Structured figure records
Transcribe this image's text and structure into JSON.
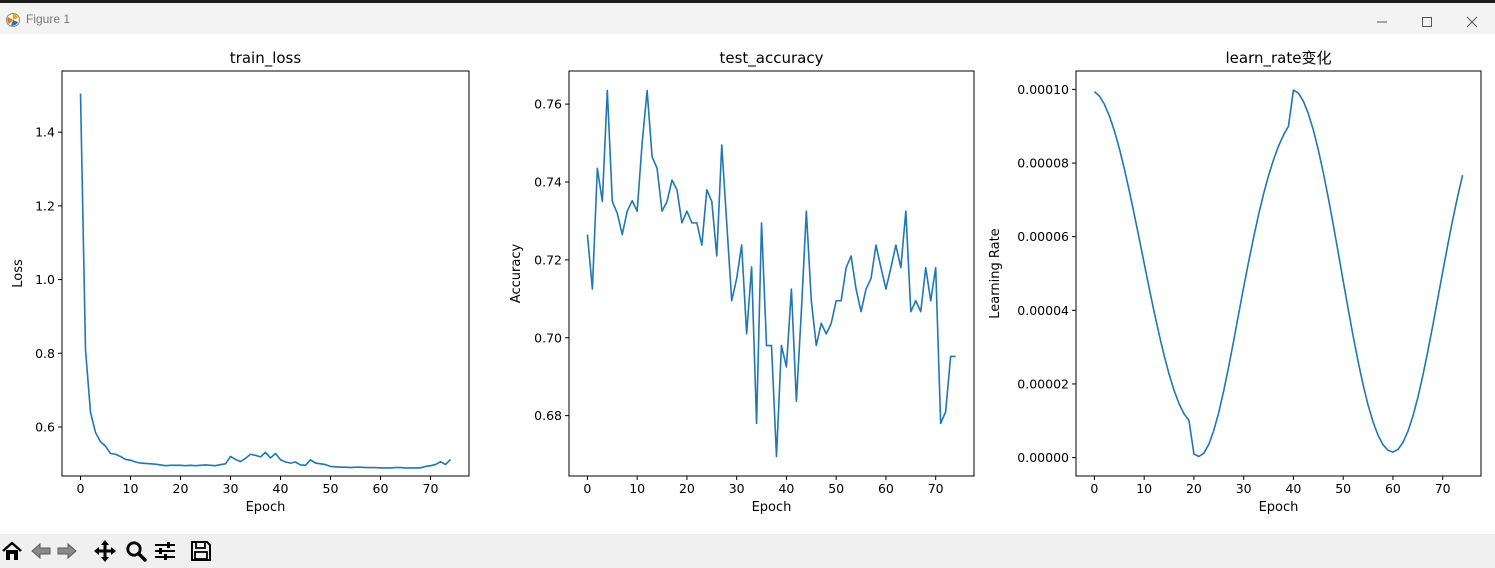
{
  "window": {
    "title": "Figure 1",
    "controls": [
      "minimize",
      "maximize",
      "close"
    ]
  },
  "colors": {
    "line": "#1f77b4",
    "axes": "#000000",
    "titlebar": "#f3f3f3",
    "toolbar": "#f0f0f0"
  },
  "toolbar": {
    "icons": [
      "home-icon",
      "back-arrow-icon",
      "forward-arrow-icon",
      "pan-move-icon",
      "zoom-magnifier-icon",
      "configure-subplots-icon",
      "save-floppy-icon"
    ]
  },
  "chart_data": [
    {
      "type": "line",
      "title": "train_loss",
      "xlabel": "Epoch",
      "ylabel": "Loss",
      "xlim": [
        -3.7,
        77.7
      ],
      "ylim": [
        0.467,
        1.566
      ],
      "xticks": [
        0,
        10,
        20,
        30,
        40,
        50,
        60,
        70
      ],
      "yticks": [
        0.6,
        0.8,
        1.0,
        1.2,
        1.4
      ],
      "ytick_labels": [
        "0.6",
        "0.8",
        "1.0",
        "1.2",
        "1.4"
      ],
      "grid": false,
      "x": [
        0,
        1,
        2,
        3,
        4,
        5,
        6,
        7,
        8,
        9,
        10,
        11,
        12,
        13,
        14,
        15,
        16,
        17,
        18,
        19,
        20,
        21,
        22,
        23,
        24,
        25,
        26,
        27,
        28,
        29,
        30,
        31,
        32,
        33,
        34,
        35,
        36,
        37,
        38,
        39,
        40,
        41,
        42,
        43,
        44,
        45,
        46,
        47,
        48,
        49,
        50,
        51,
        52,
        53,
        54,
        55,
        56,
        57,
        58,
        59,
        60,
        61,
        62,
        63,
        64,
        65,
        66,
        67,
        68,
        69,
        70,
        71,
        72,
        73,
        74
      ],
      "values": [
        1.505,
        0.81,
        0.64,
        0.585,
        0.56,
        0.548,
        0.528,
        0.526,
        0.52,
        0.512,
        0.51,
        0.505,
        0.502,
        0.501,
        0.5,
        0.499,
        0.497,
        0.495,
        0.496,
        0.496,
        0.496,
        0.495,
        0.496,
        0.495,
        0.496,
        0.497,
        0.496,
        0.495,
        0.498,
        0.5,
        0.52,
        0.512,
        0.506,
        0.515,
        0.526,
        0.523,
        0.519,
        0.531,
        0.516,
        0.528,
        0.511,
        0.505,
        0.502,
        0.505,
        0.497,
        0.496,
        0.511,
        0.502,
        0.5,
        0.498,
        0.493,
        0.492,
        0.491,
        0.491,
        0.49,
        0.491,
        0.491,
        0.49,
        0.49,
        0.49,
        0.489,
        0.489,
        0.489,
        0.49,
        0.49,
        0.489,
        0.489,
        0.489,
        0.489,
        0.493,
        0.495,
        0.498,
        0.506,
        0.498,
        0.512
      ]
    },
    {
      "type": "line",
      "title": "test_accuracy",
      "xlabel": "Epoch",
      "ylabel": "Accuracy",
      "xlim": [
        -3.7,
        77.7
      ],
      "ylim": [
        0.6645,
        0.7685
      ],
      "xticks": [
        0,
        10,
        20,
        30,
        40,
        50,
        60,
        70
      ],
      "yticks": [
        0.68,
        0.7,
        0.72,
        0.74,
        0.76
      ],
      "ytick_labels": [
        "0.68",
        "0.70",
        "0.72",
        "0.74",
        "0.76"
      ],
      "grid": false,
      "x": [
        0,
        1,
        2,
        3,
        4,
        5,
        6,
        7,
        8,
        9,
        10,
        11,
        12,
        13,
        14,
        15,
        16,
        17,
        18,
        19,
        20,
        21,
        22,
        23,
        24,
        25,
        26,
        27,
        28,
        29,
        30,
        31,
        32,
        33,
        34,
        35,
        36,
        37,
        38,
        39,
        40,
        41,
        42,
        43,
        44,
        45,
        46,
        47,
        48,
        49,
        50,
        51,
        52,
        53,
        54,
        55,
        56,
        57,
        58,
        59,
        60,
        61,
        62,
        63,
        64,
        65,
        66,
        67,
        68,
        69,
        70,
        71,
        72,
        73,
        74
      ],
      "values": [
        0.7265,
        0.7125,
        0.7435,
        0.735,
        0.7635,
        0.735,
        0.732,
        0.7265,
        0.7325,
        0.7352,
        0.7325,
        0.75,
        0.7635,
        0.7465,
        0.7435,
        0.7325,
        0.735,
        0.7405,
        0.738,
        0.7295,
        0.7325,
        0.7295,
        0.7295,
        0.7238,
        0.738,
        0.735,
        0.721,
        0.7495,
        0.7295,
        0.7095,
        0.7152,
        0.7238,
        0.701,
        0.7182,
        0.678,
        0.7295,
        0.698,
        0.698,
        0.6695,
        0.698,
        0.6925,
        0.7125,
        0.6837,
        0.7067,
        0.7325,
        0.7095,
        0.698,
        0.7037,
        0.701,
        0.7037,
        0.7095,
        0.7095,
        0.718,
        0.721,
        0.7125,
        0.7067,
        0.7125,
        0.7152,
        0.7238,
        0.718,
        0.7125,
        0.718,
        0.7238,
        0.718,
        0.7325,
        0.7067,
        0.7095,
        0.7067,
        0.718,
        0.7095,
        0.718,
        0.678,
        0.681,
        0.6952,
        0.6952
      ]
    },
    {
      "type": "line",
      "title": "learn_rate变化",
      "xlabel": "Epoch",
      "ylabel": "Learning Rate",
      "xlim": [
        -3.7,
        77.7
      ],
      "ylim": [
        -5e-06,
        0.000105
      ],
      "xticks": [
        0,
        10,
        20,
        30,
        40,
        50,
        60,
        70
      ],
      "yticks": [
        0.0,
        2e-05,
        4e-05,
        6e-05,
        8e-05,
        0.0001
      ],
      "ytick_labels": [
        "0.00000",
        "0.00002",
        "0.00004",
        "0.00006",
        "0.00008",
        "0.00010"
      ],
      "grid": false,
      "x": [
        0,
        1,
        2,
        3,
        4,
        5,
        6,
        7,
        8,
        9,
        10,
        11,
        12,
        13,
        14,
        15,
        16,
        17,
        18,
        19,
        20,
        21,
        22,
        23,
        24,
        25,
        26,
        27,
        28,
        29,
        30,
        31,
        32,
        33,
        34,
        35,
        36,
        37,
        38,
        39,
        40,
        41,
        42,
        43,
        44,
        45,
        46,
        47,
        48,
        49,
        50,
        51,
        52,
        53,
        54,
        55,
        56,
        57,
        58,
        59,
        60,
        61,
        62,
        63,
        64,
        65,
        66,
        67,
        68,
        69,
        70,
        71,
        72,
        73,
        74
      ],
      "values": [
        9.94e-05,
        9.82e-05,
        9.6e-05,
        9.28e-05,
        8.88e-05,
        8.4e-05,
        7.85e-05,
        7.25e-05,
        6.61e-05,
        5.95e-05,
        5.28e-05,
        4.61e-05,
        3.96e-05,
        3.35e-05,
        2.78e-05,
        2.27e-05,
        1.83e-05,
        1.47e-05,
        1.19e-05,
        1.01e-05,
        1e-06,
        3e-07,
        1.2e-06,
        3.6e-06,
        7.4e-06,
        1.23e-05,
        1.82e-05,
        2.48e-05,
        3.18e-05,
        3.91e-05,
        4.63e-05,
        5.32e-05,
        5.98e-05,
        6.6e-05,
        7.16e-05,
        7.66e-05,
        8.09e-05,
        8.46e-05,
        8.76e-05,
        9e-05,
        9.98e-05,
        9.9e-05,
        9.68e-05,
        9.34e-05,
        8.9e-05,
        8.36e-05,
        7.74e-05,
        7.06e-05,
        6.33e-05,
        5.57e-05,
        4.8e-05,
        4.04e-05,
        3.3e-05,
        2.61e-05,
        1.98e-05,
        1.43e-05,
        9.7e-06,
        6.1e-06,
        3.5e-06,
        2e-06,
        1.5e-06,
        2.2e-06,
        4.1e-06,
        7.1e-06,
        1.12e-05,
        1.63e-05,
        2.22e-05,
        2.88e-05,
        3.58e-05,
        4.31e-05,
        5.04e-05,
        5.76e-05,
        6.45e-05,
        7.09e-05,
        7.67e-05
      ]
    }
  ]
}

Exercise description.
Using the entries above, return each line in which the word "ylabel" occurs.

Task response.
      "ylabel": "Loss",
      "ylabel": "Accuracy",
      "ylabel": "Learning Rate",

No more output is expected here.